Dataset excerpt:
■ ■ ■

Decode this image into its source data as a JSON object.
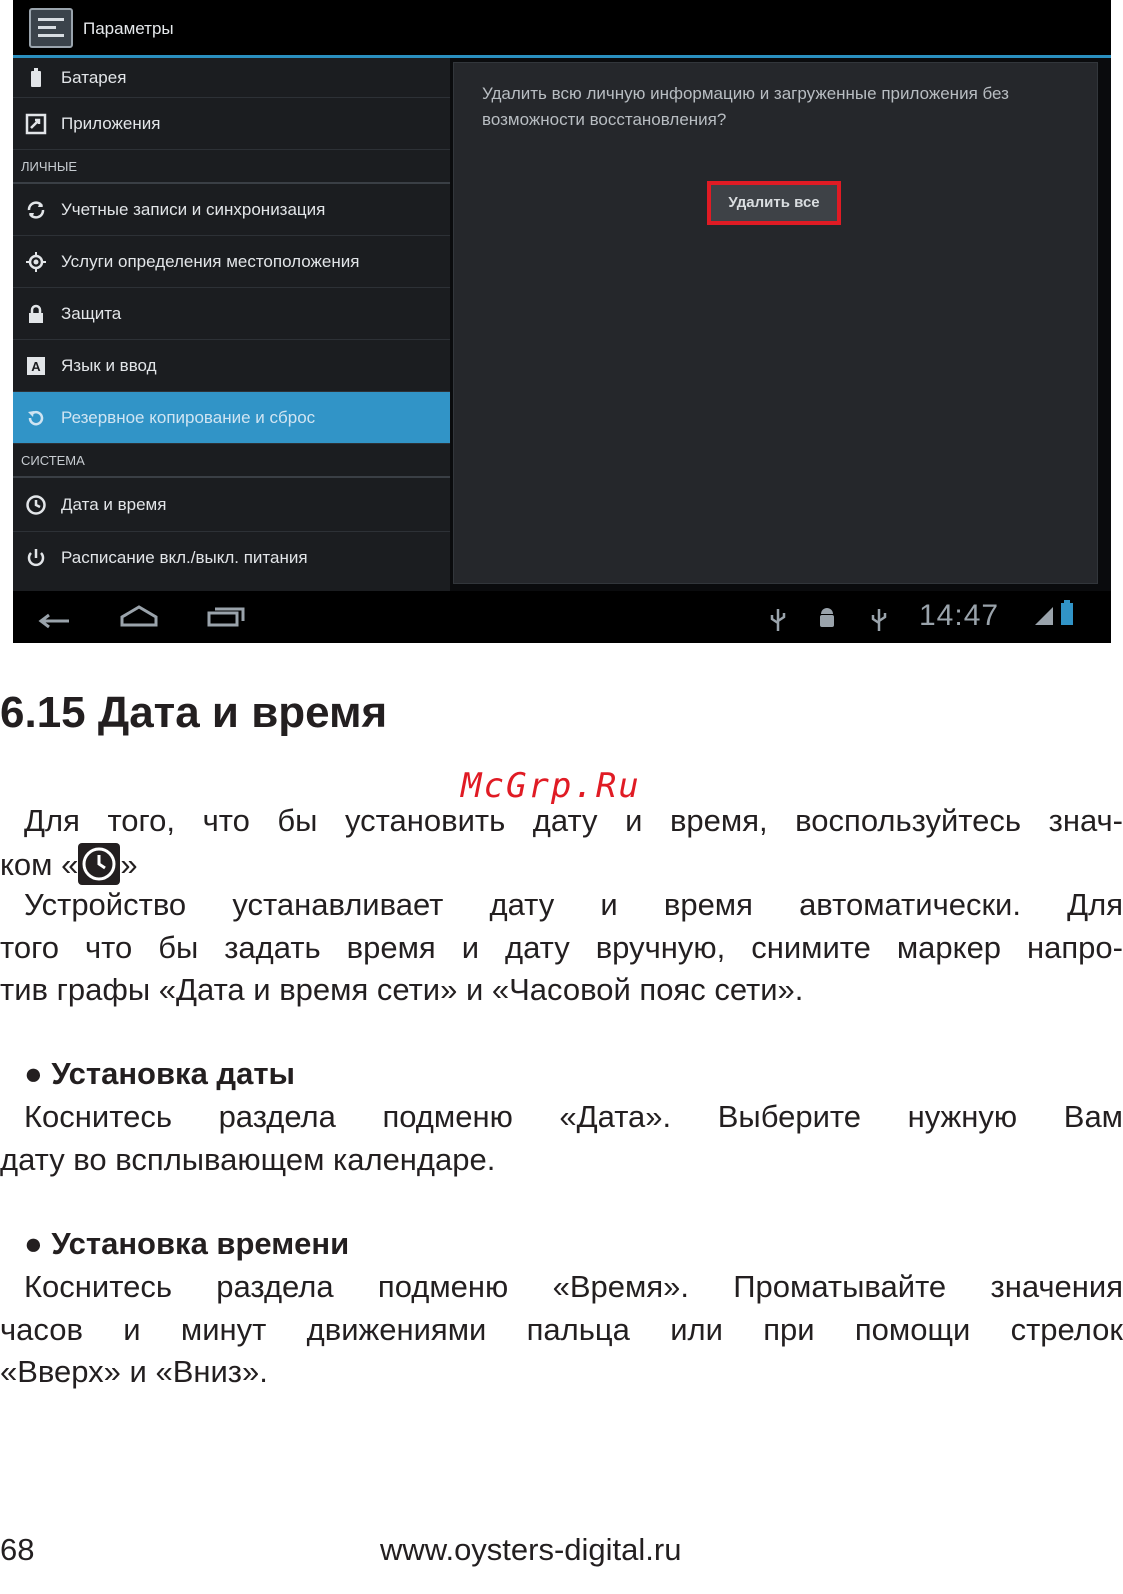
{
  "screenshot": {
    "app_title": "Параметры",
    "menu": [
      {
        "label": "Батарея",
        "icon": "battery-icon"
      },
      {
        "label": "Приложения",
        "icon": "apps-icon"
      },
      {
        "section": "ЛИЧНЫЕ"
      },
      {
        "label": "Учетные записи и синхронизация",
        "icon": "sync-icon"
      },
      {
        "label": "Услуги определения местоположения",
        "icon": "location-icon"
      },
      {
        "label": "Защита",
        "icon": "lock-icon"
      },
      {
        "label": "Язык и ввод",
        "icon": "keyboard-icon"
      },
      {
        "label": "Резервное копирование и сброс",
        "icon": "backup-icon",
        "selected": true
      },
      {
        "section": "СИСТЕМА"
      },
      {
        "label": "Дата и время",
        "icon": "clock-icon"
      },
      {
        "label": "Расписание вкл./выкл. питания",
        "icon": "power-icon"
      }
    ],
    "warning_text": "Удалить всю личную информацию и загруженные приложения без возможности восстановления?",
    "delete_all_label": "Удалить все",
    "clock": "14:47",
    "highlight_color": "#e01b24",
    "accent_color": "#3194c7"
  },
  "doc": {
    "heading": "6.15 Дата и время",
    "watermark": "McGrp.Ru",
    "p1_line1": "Для того, что бы установить дату и время, воспользуйтесь знач-",
    "p1_line2_a": "ком «",
    "p1_line2_b": "»",
    "p2_line1": "Устройство устанавливает дату и время автоматически. Для",
    "p2_line2": "того что бы задать время и дату вручную, снимите маркер напро-",
    "p2_line3": "тив графы «Дата и время сети» и «Часовой пояс сети».",
    "sub1": "● Установка даты",
    "p3_line1": "Коснитесь раздела подменю «Дата». Выберите нужную Вам",
    "p3_line2": "дату во всплывающем календаре.",
    "sub2": "● Установка времени",
    "p4_line1": "Коснитесь раздела подменю «Время». Проматывайте значения",
    "p4_line2": "часов и минут движениями пальца или при помощи стрелок",
    "p4_line3": "«Вверх» и «Вниз».",
    "page_number": "68",
    "site": "www.oysters-digital.ru"
  }
}
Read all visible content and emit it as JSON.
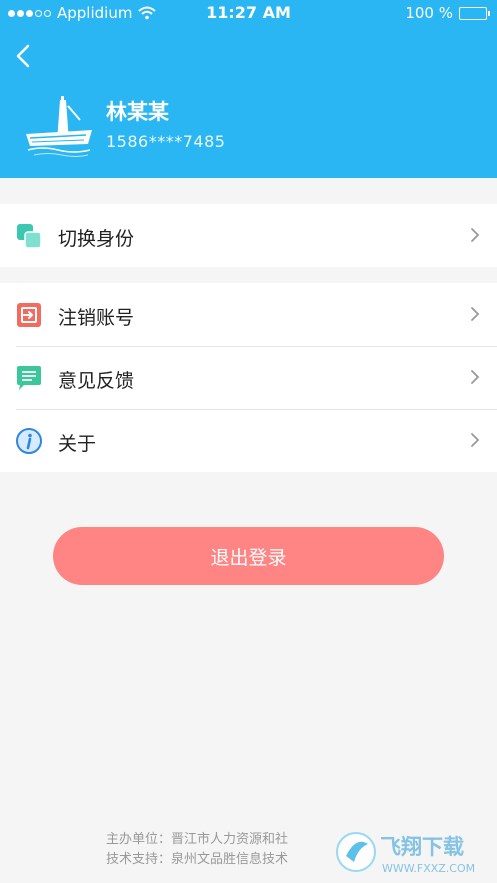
{
  "status_bar": {
    "carrier": "Applidium",
    "time": "11:27 AM",
    "battery": "100 %"
  },
  "profile": {
    "name": "林某某",
    "phone": "1586****7485"
  },
  "menu_group_1": [
    {
      "label": "切换身份",
      "icon": "switch-identity-icon"
    }
  ],
  "menu_group_2": [
    {
      "label": "注销账号",
      "icon": "cancel-account-icon"
    },
    {
      "label": "意见反馈",
      "icon": "feedback-icon"
    },
    {
      "label": "关于",
      "icon": "info-icon"
    }
  ],
  "logout_button": "退出登录",
  "footer": {
    "line1": "主办单位：晋江市人力资源和社",
    "line2": "技术支持：泉州文品胜信息技术"
  },
  "watermark": {
    "title": "飞翔下载",
    "url": "WWW.FXXZ.COM"
  },
  "colors": {
    "header": "#29b6f2",
    "logout": "#ff8585",
    "background": "#f5f5f5"
  }
}
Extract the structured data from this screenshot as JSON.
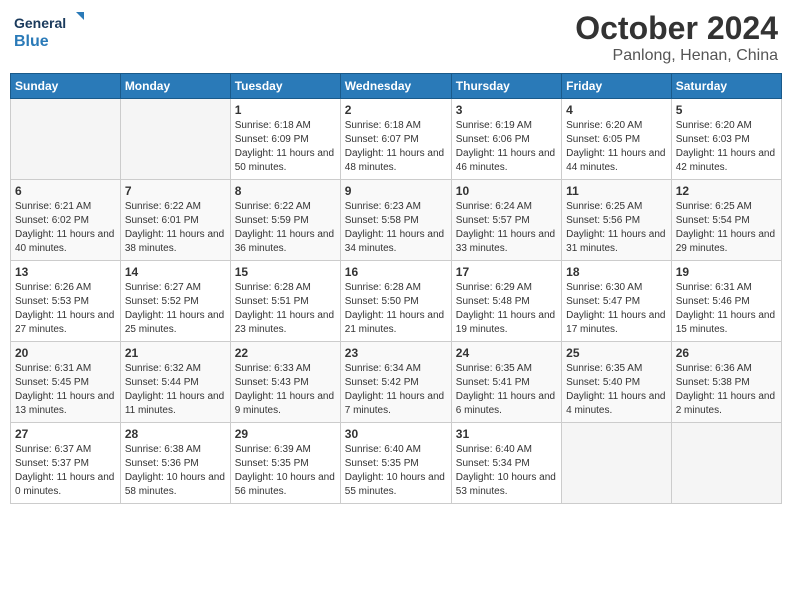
{
  "header": {
    "logo_general": "General",
    "logo_blue": "Blue",
    "title": "October 2024",
    "subtitle": "Panlong, Henan, China"
  },
  "weekdays": [
    "Sunday",
    "Monday",
    "Tuesday",
    "Wednesday",
    "Thursday",
    "Friday",
    "Saturday"
  ],
  "weeks": [
    [
      {
        "day": "",
        "sunrise": "",
        "sunset": "",
        "daylight": ""
      },
      {
        "day": "",
        "sunrise": "",
        "sunset": "",
        "daylight": ""
      },
      {
        "day": "1",
        "sunrise": "Sunrise: 6:18 AM",
        "sunset": "Sunset: 6:09 PM",
        "daylight": "Daylight: 11 hours and 50 minutes."
      },
      {
        "day": "2",
        "sunrise": "Sunrise: 6:18 AM",
        "sunset": "Sunset: 6:07 PM",
        "daylight": "Daylight: 11 hours and 48 minutes."
      },
      {
        "day": "3",
        "sunrise": "Sunrise: 6:19 AM",
        "sunset": "Sunset: 6:06 PM",
        "daylight": "Daylight: 11 hours and 46 minutes."
      },
      {
        "day": "4",
        "sunrise": "Sunrise: 6:20 AM",
        "sunset": "Sunset: 6:05 PM",
        "daylight": "Daylight: 11 hours and 44 minutes."
      },
      {
        "day": "5",
        "sunrise": "Sunrise: 6:20 AM",
        "sunset": "Sunset: 6:03 PM",
        "daylight": "Daylight: 11 hours and 42 minutes."
      }
    ],
    [
      {
        "day": "6",
        "sunrise": "Sunrise: 6:21 AM",
        "sunset": "Sunset: 6:02 PM",
        "daylight": "Daylight: 11 hours and 40 minutes."
      },
      {
        "day": "7",
        "sunrise": "Sunrise: 6:22 AM",
        "sunset": "Sunset: 6:01 PM",
        "daylight": "Daylight: 11 hours and 38 minutes."
      },
      {
        "day": "8",
        "sunrise": "Sunrise: 6:22 AM",
        "sunset": "Sunset: 5:59 PM",
        "daylight": "Daylight: 11 hours and 36 minutes."
      },
      {
        "day": "9",
        "sunrise": "Sunrise: 6:23 AM",
        "sunset": "Sunset: 5:58 PM",
        "daylight": "Daylight: 11 hours and 34 minutes."
      },
      {
        "day": "10",
        "sunrise": "Sunrise: 6:24 AM",
        "sunset": "Sunset: 5:57 PM",
        "daylight": "Daylight: 11 hours and 33 minutes."
      },
      {
        "day": "11",
        "sunrise": "Sunrise: 6:25 AM",
        "sunset": "Sunset: 5:56 PM",
        "daylight": "Daylight: 11 hours and 31 minutes."
      },
      {
        "day": "12",
        "sunrise": "Sunrise: 6:25 AM",
        "sunset": "Sunset: 5:54 PM",
        "daylight": "Daylight: 11 hours and 29 minutes."
      }
    ],
    [
      {
        "day": "13",
        "sunrise": "Sunrise: 6:26 AM",
        "sunset": "Sunset: 5:53 PM",
        "daylight": "Daylight: 11 hours and 27 minutes."
      },
      {
        "day": "14",
        "sunrise": "Sunrise: 6:27 AM",
        "sunset": "Sunset: 5:52 PM",
        "daylight": "Daylight: 11 hours and 25 minutes."
      },
      {
        "day": "15",
        "sunrise": "Sunrise: 6:28 AM",
        "sunset": "Sunset: 5:51 PM",
        "daylight": "Daylight: 11 hours and 23 minutes."
      },
      {
        "day": "16",
        "sunrise": "Sunrise: 6:28 AM",
        "sunset": "Sunset: 5:50 PM",
        "daylight": "Daylight: 11 hours and 21 minutes."
      },
      {
        "day": "17",
        "sunrise": "Sunrise: 6:29 AM",
        "sunset": "Sunset: 5:48 PM",
        "daylight": "Daylight: 11 hours and 19 minutes."
      },
      {
        "day": "18",
        "sunrise": "Sunrise: 6:30 AM",
        "sunset": "Sunset: 5:47 PM",
        "daylight": "Daylight: 11 hours and 17 minutes."
      },
      {
        "day": "19",
        "sunrise": "Sunrise: 6:31 AM",
        "sunset": "Sunset: 5:46 PM",
        "daylight": "Daylight: 11 hours and 15 minutes."
      }
    ],
    [
      {
        "day": "20",
        "sunrise": "Sunrise: 6:31 AM",
        "sunset": "Sunset: 5:45 PM",
        "daylight": "Daylight: 11 hours and 13 minutes."
      },
      {
        "day": "21",
        "sunrise": "Sunrise: 6:32 AM",
        "sunset": "Sunset: 5:44 PM",
        "daylight": "Daylight: 11 hours and 11 minutes."
      },
      {
        "day": "22",
        "sunrise": "Sunrise: 6:33 AM",
        "sunset": "Sunset: 5:43 PM",
        "daylight": "Daylight: 11 hours and 9 minutes."
      },
      {
        "day": "23",
        "sunrise": "Sunrise: 6:34 AM",
        "sunset": "Sunset: 5:42 PM",
        "daylight": "Daylight: 11 hours and 7 minutes."
      },
      {
        "day": "24",
        "sunrise": "Sunrise: 6:35 AM",
        "sunset": "Sunset: 5:41 PM",
        "daylight": "Daylight: 11 hours and 6 minutes."
      },
      {
        "day": "25",
        "sunrise": "Sunrise: 6:35 AM",
        "sunset": "Sunset: 5:40 PM",
        "daylight": "Daylight: 11 hours and 4 minutes."
      },
      {
        "day": "26",
        "sunrise": "Sunrise: 6:36 AM",
        "sunset": "Sunset: 5:38 PM",
        "daylight": "Daylight: 11 hours and 2 minutes."
      }
    ],
    [
      {
        "day": "27",
        "sunrise": "Sunrise: 6:37 AM",
        "sunset": "Sunset: 5:37 PM",
        "daylight": "Daylight: 11 hours and 0 minutes."
      },
      {
        "day": "28",
        "sunrise": "Sunrise: 6:38 AM",
        "sunset": "Sunset: 5:36 PM",
        "daylight": "Daylight: 10 hours and 58 minutes."
      },
      {
        "day": "29",
        "sunrise": "Sunrise: 6:39 AM",
        "sunset": "Sunset: 5:35 PM",
        "daylight": "Daylight: 10 hours and 56 minutes."
      },
      {
        "day": "30",
        "sunrise": "Sunrise: 6:40 AM",
        "sunset": "Sunset: 5:35 PM",
        "daylight": "Daylight: 10 hours and 55 minutes."
      },
      {
        "day": "31",
        "sunrise": "Sunrise: 6:40 AM",
        "sunset": "Sunset: 5:34 PM",
        "daylight": "Daylight: 10 hours and 53 minutes."
      },
      {
        "day": "",
        "sunrise": "",
        "sunset": "",
        "daylight": ""
      },
      {
        "day": "",
        "sunrise": "",
        "sunset": "",
        "daylight": ""
      }
    ]
  ]
}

■ ■ ■

Gather every line from the listing above in which "Коснитесь" appears, and copy those lines.

__Reply to the task__.
    "p3_line1": "Коснитесь раздела подменю «Дата». Выберите нужную Вам",
    "p4_line1": "Коснитесь раздела подменю «Время». Проматывайте значения",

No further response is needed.